Write out the data below in full. Keep it exact.

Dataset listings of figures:
────

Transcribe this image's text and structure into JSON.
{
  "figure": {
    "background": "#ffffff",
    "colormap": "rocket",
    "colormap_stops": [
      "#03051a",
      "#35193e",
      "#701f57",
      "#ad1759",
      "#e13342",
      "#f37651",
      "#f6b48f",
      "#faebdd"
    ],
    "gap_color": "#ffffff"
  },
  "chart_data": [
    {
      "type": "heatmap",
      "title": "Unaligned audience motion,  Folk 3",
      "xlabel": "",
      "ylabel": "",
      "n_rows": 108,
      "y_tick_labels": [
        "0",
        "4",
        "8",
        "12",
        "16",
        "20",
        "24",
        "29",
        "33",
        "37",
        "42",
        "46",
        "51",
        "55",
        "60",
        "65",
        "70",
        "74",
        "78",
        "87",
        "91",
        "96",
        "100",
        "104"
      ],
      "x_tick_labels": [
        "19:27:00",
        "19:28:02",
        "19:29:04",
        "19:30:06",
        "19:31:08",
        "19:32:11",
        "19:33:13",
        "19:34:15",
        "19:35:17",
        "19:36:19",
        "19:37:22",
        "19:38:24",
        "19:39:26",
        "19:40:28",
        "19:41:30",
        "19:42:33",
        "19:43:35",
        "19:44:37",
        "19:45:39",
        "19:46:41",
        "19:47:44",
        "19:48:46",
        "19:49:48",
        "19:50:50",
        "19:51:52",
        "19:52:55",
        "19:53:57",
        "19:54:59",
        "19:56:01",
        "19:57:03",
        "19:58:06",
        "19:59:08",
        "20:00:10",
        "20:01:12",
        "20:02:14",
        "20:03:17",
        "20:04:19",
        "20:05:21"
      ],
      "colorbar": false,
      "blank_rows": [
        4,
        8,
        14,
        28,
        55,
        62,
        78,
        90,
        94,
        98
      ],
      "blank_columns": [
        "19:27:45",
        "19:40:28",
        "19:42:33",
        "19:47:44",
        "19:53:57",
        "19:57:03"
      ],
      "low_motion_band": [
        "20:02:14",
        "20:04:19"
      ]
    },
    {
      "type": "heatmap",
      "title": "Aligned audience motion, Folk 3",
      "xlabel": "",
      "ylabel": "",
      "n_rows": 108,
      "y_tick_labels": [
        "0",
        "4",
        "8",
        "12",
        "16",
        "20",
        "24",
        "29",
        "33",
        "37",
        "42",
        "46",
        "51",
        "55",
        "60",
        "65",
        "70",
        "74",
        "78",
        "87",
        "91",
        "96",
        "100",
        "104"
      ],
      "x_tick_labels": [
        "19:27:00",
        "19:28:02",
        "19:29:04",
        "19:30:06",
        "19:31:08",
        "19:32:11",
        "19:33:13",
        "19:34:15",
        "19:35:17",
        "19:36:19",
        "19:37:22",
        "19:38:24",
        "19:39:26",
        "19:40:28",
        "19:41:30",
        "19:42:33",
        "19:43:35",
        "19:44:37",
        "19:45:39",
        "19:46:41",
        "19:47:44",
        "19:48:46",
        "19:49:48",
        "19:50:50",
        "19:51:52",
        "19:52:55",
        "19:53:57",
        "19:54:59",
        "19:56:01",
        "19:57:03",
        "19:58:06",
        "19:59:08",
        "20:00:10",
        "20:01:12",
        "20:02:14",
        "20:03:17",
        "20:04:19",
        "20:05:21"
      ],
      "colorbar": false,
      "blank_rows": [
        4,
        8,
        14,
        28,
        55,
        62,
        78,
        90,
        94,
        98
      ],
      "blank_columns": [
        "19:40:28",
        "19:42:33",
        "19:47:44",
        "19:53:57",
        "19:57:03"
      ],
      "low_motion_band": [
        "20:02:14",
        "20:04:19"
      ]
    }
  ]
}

────

- Answer to this exercise:
Transcribe this image's text and structure into JSON.
{
  "figure": {
    "background": "#ffffff",
    "colormap": "rocket",
    "colormap_stops": [
      "#03051a",
      "#35193e",
      "#701f57",
      "#ad1759",
      "#e13342",
      "#f37651",
      "#f6b48f",
      "#faebdd"
    ],
    "gap_color": "#ffffff"
  },
  "chart_data": [
    {
      "type": "heatmap",
      "title": "Unaligned audience motion,  Folk 3",
      "xlabel": "",
      "ylabel": "",
      "n_rows": 108,
      "y_tick_labels": [
        "0",
        "4",
        "8",
        "12",
        "16",
        "20",
        "24",
        "29",
        "33",
        "37",
        "42",
        "46",
        "51",
        "55",
        "60",
        "65",
        "70",
        "74",
        "78",
        "87",
        "91",
        "96",
        "100",
        "104"
      ],
      "x_tick_labels": [
        "19:27:00",
        "19:28:02",
        "19:29:04",
        "19:30:06",
        "19:31:08",
        "19:32:11",
        "19:33:13",
        "19:34:15",
        "19:35:17",
        "19:36:19",
        "19:37:22",
        "19:38:24",
        "19:39:26",
        "19:40:28",
        "19:41:30",
        "19:42:33",
        "19:43:35",
        "19:44:37",
        "19:45:39",
        "19:46:41",
        "19:47:44",
        "19:48:46",
        "19:49:48",
        "19:50:50",
        "19:51:52",
        "19:52:55",
        "19:53:57",
        "19:54:59",
        "19:56:01",
        "19:57:03",
        "19:58:06",
        "19:59:08",
        "20:00:10",
        "20:01:12",
        "20:02:14",
        "20:03:17",
        "20:04:19",
        "20:05:21"
      ],
      "colorbar": false,
      "blank_rows": [
        4,
        8,
        14,
        28,
        55,
        62,
        78,
        90,
        94,
        98
      ],
      "blank_columns": [
        "19:27:45",
        "19:40:28",
        "19:42:33",
        "19:47:44",
        "19:53:57",
        "19:57:03"
      ],
      "low_motion_band": [
        "20:02:14",
        "20:04:19"
      ]
    },
    {
      "type": "heatmap",
      "title": "Aligned audience motion, Folk 3",
      "xlabel": "",
      "ylabel": "",
      "n_rows": 108,
      "y_tick_labels": [
        "0",
        "4",
        "8",
        "12",
        "16",
        "20",
        "24",
        "29",
        "33",
        "37",
        "42",
        "46",
        "51",
        "55",
        "60",
        "65",
        "70",
        "74",
        "78",
        "87",
        "91",
        "96",
        "100",
        "104"
      ],
      "x_tick_labels": [
        "19:27:00",
        "19:28:02",
        "19:29:04",
        "19:30:06",
        "19:31:08",
        "19:32:11",
        "19:33:13",
        "19:34:15",
        "19:35:17",
        "19:36:19",
        "19:37:22",
        "19:38:24",
        "19:39:26",
        "19:40:28",
        "19:41:30",
        "19:42:33",
        "19:43:35",
        "19:44:37",
        "19:45:39",
        "19:46:41",
        "19:47:44",
        "19:48:46",
        "19:49:48",
        "19:50:50",
        "19:51:52",
        "19:52:55",
        "19:53:57",
        "19:54:59",
        "19:56:01",
        "19:57:03",
        "19:58:06",
        "19:59:08",
        "20:00:10",
        "20:01:12",
        "20:02:14",
        "20:03:17",
        "20:04:19",
        "20:05:21"
      ],
      "colorbar": false,
      "blank_rows": [
        4,
        8,
        14,
        28,
        55,
        62,
        78,
        90,
        94,
        98
      ],
      "blank_columns": [
        "19:40:28",
        "19:42:33",
        "19:47:44",
        "19:53:57",
        "19:57:03"
      ],
      "low_motion_band": [
        "20:02:14",
        "20:04:19"
      ]
    }
  ]
}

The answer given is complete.